• **PROBLEM DETAILS**: Begin at the line that contains "section1-line: 과 대의원" and stop after the line that contains "section2-line: 어 당국은", and copy these lines out word for word.

══ SOURCE RECORDS ══

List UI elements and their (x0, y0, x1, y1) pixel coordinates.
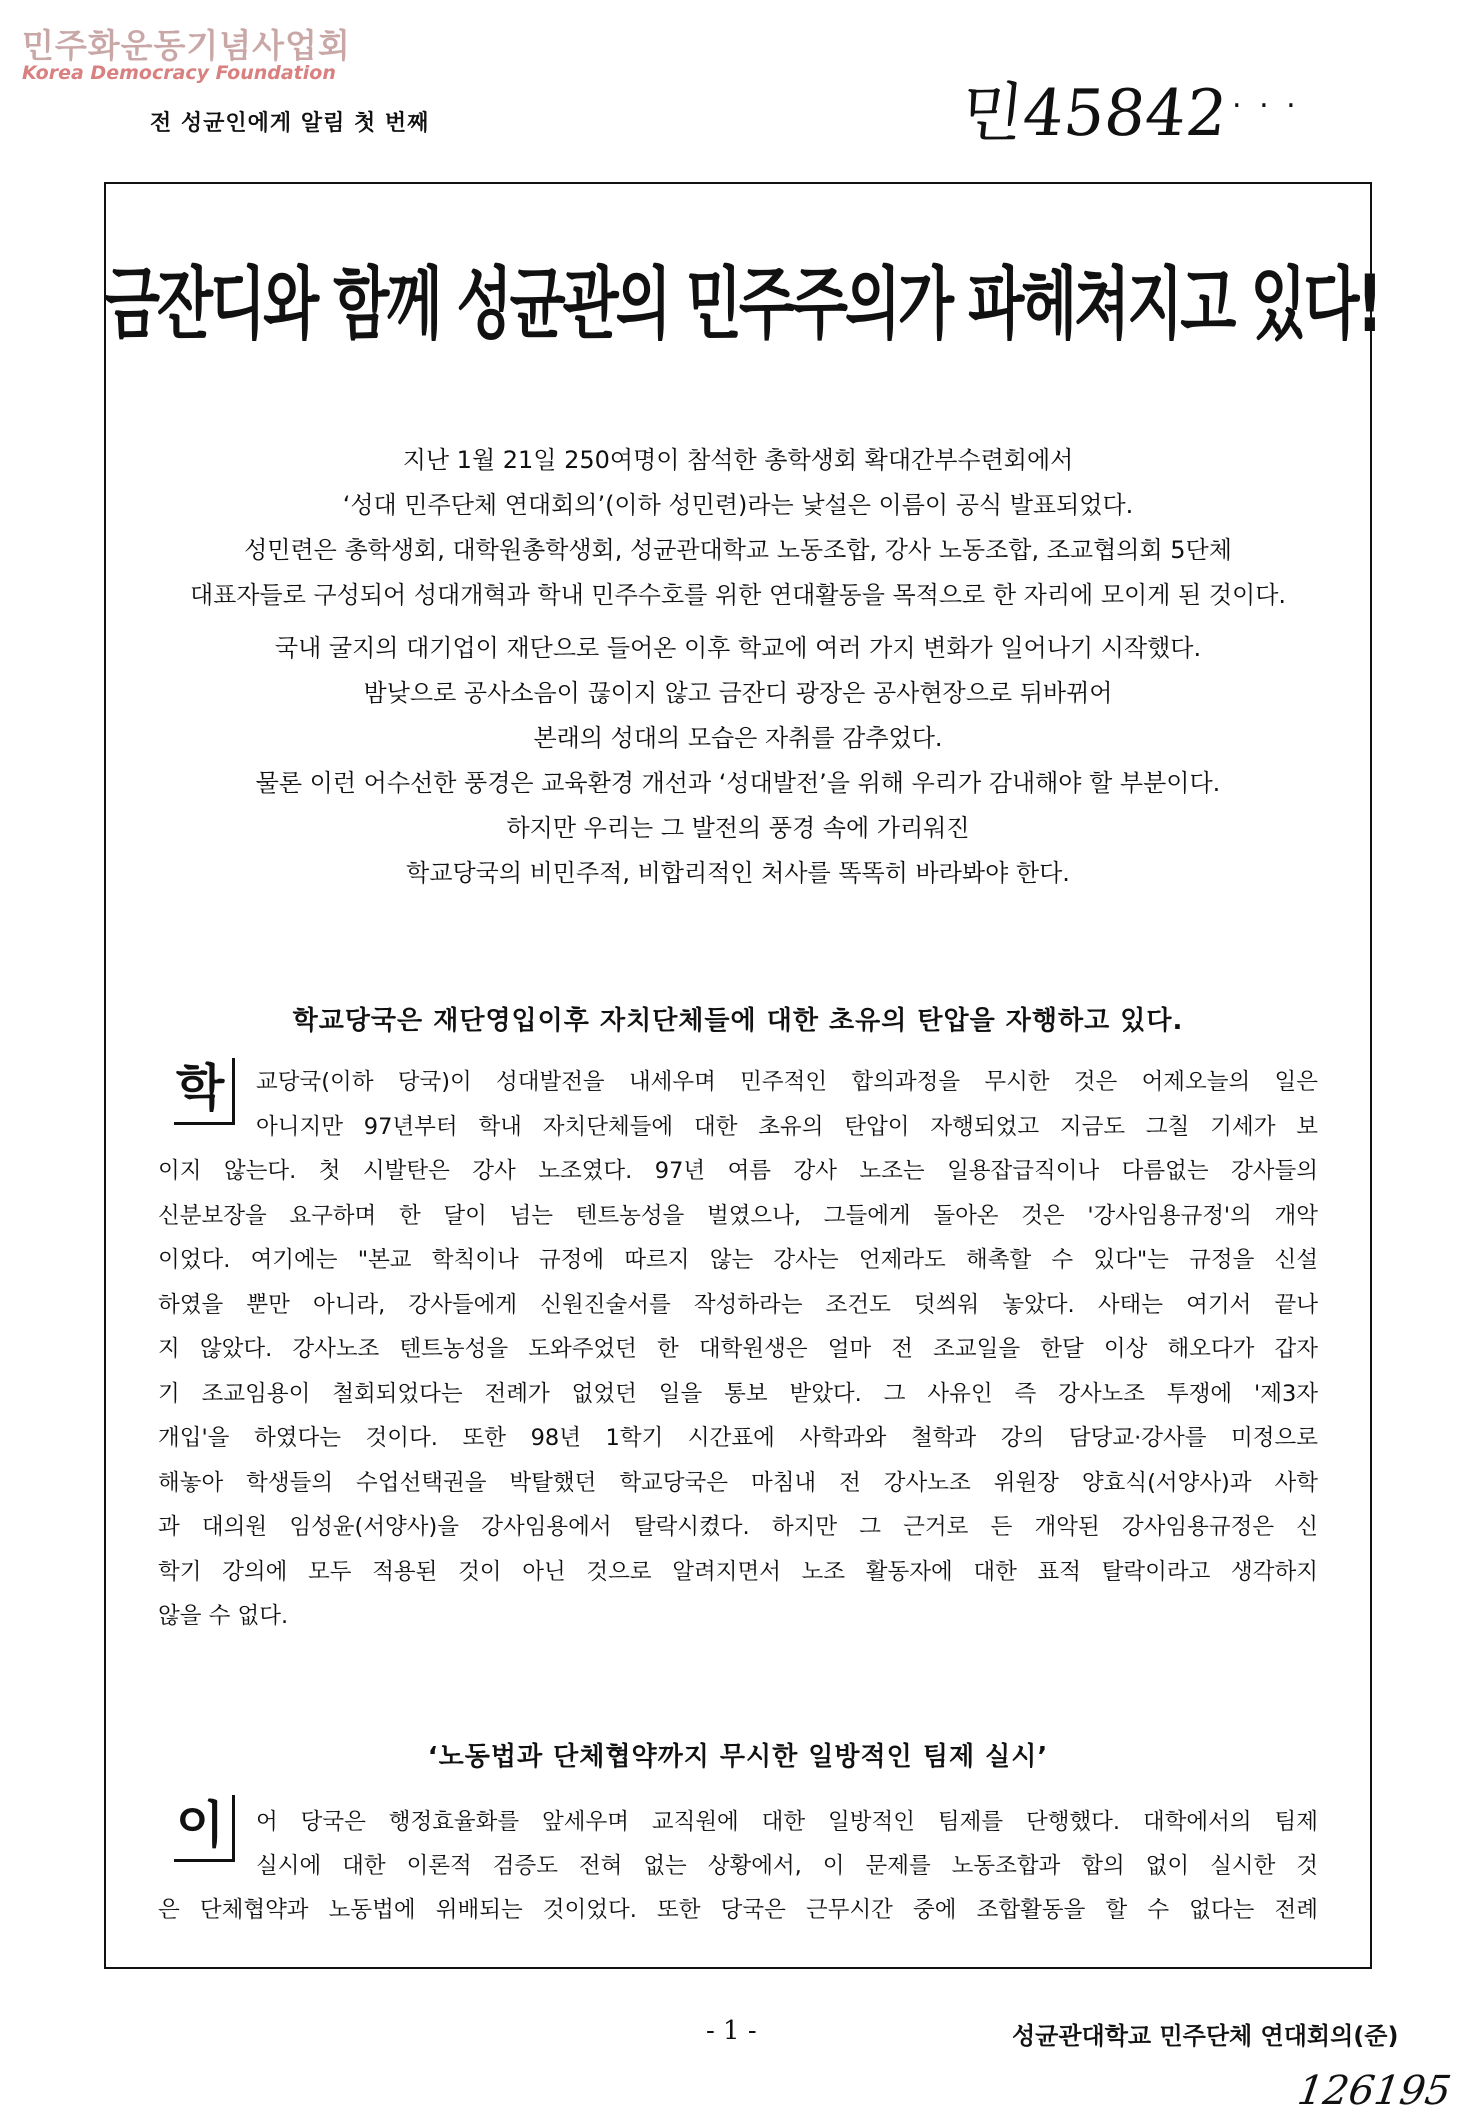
section1-line: 과 대의원 임성윤(서양사)을 강사임용에서 탈락시켰다. 하지만 그 근거로 든 개악된 강사임용규정은 신 (158, 1514, 1318, 1540)
watermark-korean: 민주화운동기념사업회 (22, 26, 351, 65)
intro-line: 물론 이런 어수선한 풍경은 교육환경 개선과 ‘성대발전’을 위해 우리가 감내해야 할 부분이다. (255, 769, 1221, 797)
watermark-english: Korea Democracy Foundation (22, 62, 336, 84)
section2-heading: ‘노동법과 단체협약까지 무시한 일방적인 팀제 실시’ (427, 1742, 1049, 1772)
intro-block (140, 438, 1336, 896)
intro-line: 본래의 성대의 모습은 자취를 감추었다. (533, 724, 943, 752)
section1-line: 지 않았다. 강사노조 텐트농성을 도와주었던 한 대학원생은 얼마 전 조교일을 한달 이상 해오다가 갑자 (158, 1336, 1318, 1362)
intro-line: 학교당국의 비민주적, 비합리적인 처사를 똑똑히 바라봐야 한다. (406, 859, 1070, 887)
section1-line: 기 조교임용이 철회되었다는 전례가 없었던 일을 통보 받았다. 그 사유인 즉 강사노조 투쟁에 '제3자 (158, 1380, 1318, 1407)
intro-line: 밤낮으로 공사소음이 끊이지 않고 금잔디 광장은 공사현장으로 뒤바뀌어 (363, 679, 1113, 707)
section1-line: 개입'을 하였다는 것이다. 또한 98년 1학기 시간표에 사학과와 철학과 강의 담당교·강사를 미정으로 (158, 1425, 1318, 1451)
archive-number: 126195 (1294, 2068, 1454, 2114)
section2-line: 어 당국은 행정효율화를 앞세우며 교직원에 대한 일방적인 팀제를 단행했다. 대학에서의 팀제 (256, 1809, 1318, 1835)
section1-line: 신분보장을 요구하며 한 달이 넘는 텐트농성을 벌였으나, 그들에게 돌아온 것은 '강사임용규정'의 개악 (158, 1202, 1318, 1229)
section1-line: 해놓아 학생들의 수업선택권을 박탈했던 학교당국은 마침내 전 강사노조 위원장 양효식(서양사)과 사학 (158, 1469, 1318, 1496)
page-number: - 1 - (706, 2016, 757, 2046)
intro-line: 성민련은 총학생회, 대학원총학생회, 성균관대학교 노동조합, 강사 노동조합, 조교협의회 5단체 (244, 536, 1232, 564)
section1-line: 않을 수 없다. (158, 1603, 289, 1629)
section1-line: 아니지만 97년부터 학내 자치단체들에 대한 초유의 탄압이 자행되었고 지금도 그칠 기세가 보 (256, 1113, 1318, 1140)
section1-dropcap: 학 (174, 1058, 235, 1125)
intro-line: 국내 굴지의 대기업이 재단으로 들어온 이후 학교에 여러 가지 변화가 일어나기 시작했다. (274, 634, 1202, 662)
section2-dropcap: 이 (174, 1795, 235, 1862)
intro-line: ‘성대 민주단체 연대회의’(이하 성민련)라는 낯설은 이름이 공식 발표되었다. (342, 491, 1134, 519)
section1-line: 교당국(이하 당국)이 성대발전을 내세우며 민주적인 합의과정을 무시한 것은 어제오늘의 일은 (256, 1069, 1318, 1095)
section1-heading: 학교당국은 재단영입이후 자치단체들에 대한 초유의 탄압을 자행하고 있다. (292, 1006, 1184, 1036)
handwritten-number: 민45842 (957, 77, 1231, 151)
section1-line: 하였을 뿐만 아니라, 강사들에게 신원진술서를 작성하라는 조건도 덧씌워 놓았다. 사태는 여기서 끝나 (158, 1291, 1318, 1318)
headline: 금잔디와 함께 성균관의 민주주의가 파헤쳐지고 있다! (104, 258, 1381, 350)
series-label: 전 성균인에게 알림 첫 번째 (150, 111, 430, 136)
section1-line: 이지 않는다. 첫 시발탄은 강사 노조였다. 97년 여름 강사 노조는 일용잡급직이나 다름없는 강사들의 (158, 1158, 1318, 1184)
handwritten-dots: . . . (1232, 80, 1300, 115)
section1-line: 학기 강의에 모두 적용된 것이 아닌 것으로 알려지면서 노조 활동자에 대한 표적 탈락이라고 생각하지 (158, 1558, 1318, 1585)
intro-line: 지난 1월 21일 250여명이 참석한 총학생회 확대간부수련회에서 (402, 446, 1074, 474)
section2-line: 은 단체협약과 노동법에 위배되는 것이었다. 또한 당국은 근무시간 중에 조합활동을 할 수 없다는 전례 (158, 1897, 1318, 1923)
footer-organization: 성균관대학교 민주단체 연대회의(준) (1012, 2022, 1399, 2050)
intro-line: 하지만 우리는 그 발전의 풍경 속에 가리워진 (506, 814, 970, 842)
intro-line: 대표자들로 구성되어 성대개혁과 학내 민주수호를 위한 연대활동을 목적으로 한 자리에 모이게 된 것이다. (189, 581, 1287, 609)
section2-line: 실시에 대한 이론적 검증도 전혀 없는 상황에서, 이 문제를 노동조합과 합의 없이 실시한 것 (256, 1853, 1318, 1879)
section1-line: 이었다. 여기에는 "본교 학칙이나 규정에 따르지 않는 강사는 언제라도 해촉할 수 있다"는 규정을 신설 (158, 1247, 1318, 1273)
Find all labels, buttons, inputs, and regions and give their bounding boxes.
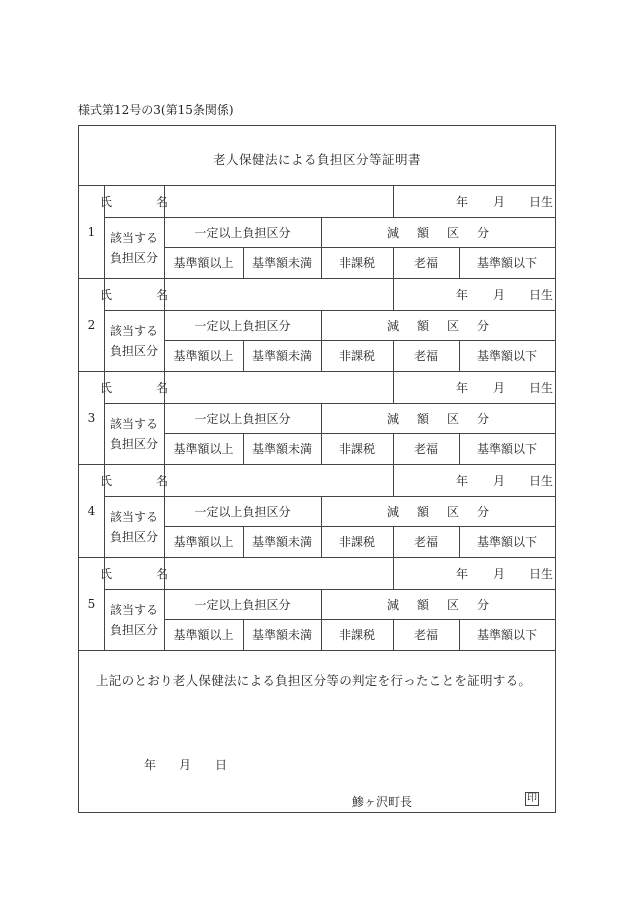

═══

• **OUTPUT OF THE TASK**:
section1-line: 과 대의원 임성윤(서양사)을 강사임용에서 탈락시켰다. 하지만 그 근거로 든 개악된 강사임용규정은 신 (158, 1514, 1318, 1540)
watermark-korean: 민주화운동기념사업회 (22, 26, 351, 65)
intro-line: 물론 이런 어수선한 풍경은 교육환경 개선과 ‘성대발전’을 위해 우리가 감내해야 할 부분이다. (255, 769, 1221, 797)
watermark-english: Korea Democracy Foundation (22, 62, 336, 84)
section2-heading: ‘노동법과 단체협약까지 무시한 일방적인 팀제 실시’ (427, 1742, 1049, 1772)
intro-block (140, 438, 1336, 896)
intro-line: 본래의 성대의 모습은 자취를 감추었다. (533, 724, 943, 752)
section1-line: 지 않았다. 강사노조 텐트농성을 도와주었던 한 대학원생은 얼마 전 조교일을 한달 이상 해오다가 갑자 (158, 1336, 1318, 1362)
intro-line: 학교당국의 비민주적, 비합리적인 처사를 똑똑히 바라봐야 한다. (406, 859, 1070, 887)
section1-line: 기 조교임용이 철회되었다는 전례가 없었던 일을 통보 받았다. 그 사유인 즉 강사노조 투쟁에 '제3자 (158, 1380, 1318, 1407)
intro-line: 밤낮으로 공사소음이 끊이지 않고 금잔디 광장은 공사현장으로 뒤바뀌어 (363, 679, 1113, 707)
section1-line: 개입'을 하였다는 것이다. 또한 98년 1학기 시간표에 사학과와 철학과 강의 담당교·강사를 미정으로 (158, 1425, 1318, 1451)
archive-number: 126195 (1294, 2068, 1454, 2114)
section2-line: 어 당국은 행정효율화를 앞세우며 교직원에 대한 일방적인 팀제를 단행했다. 대학에서의 팀제 (256, 1809, 1318, 1835)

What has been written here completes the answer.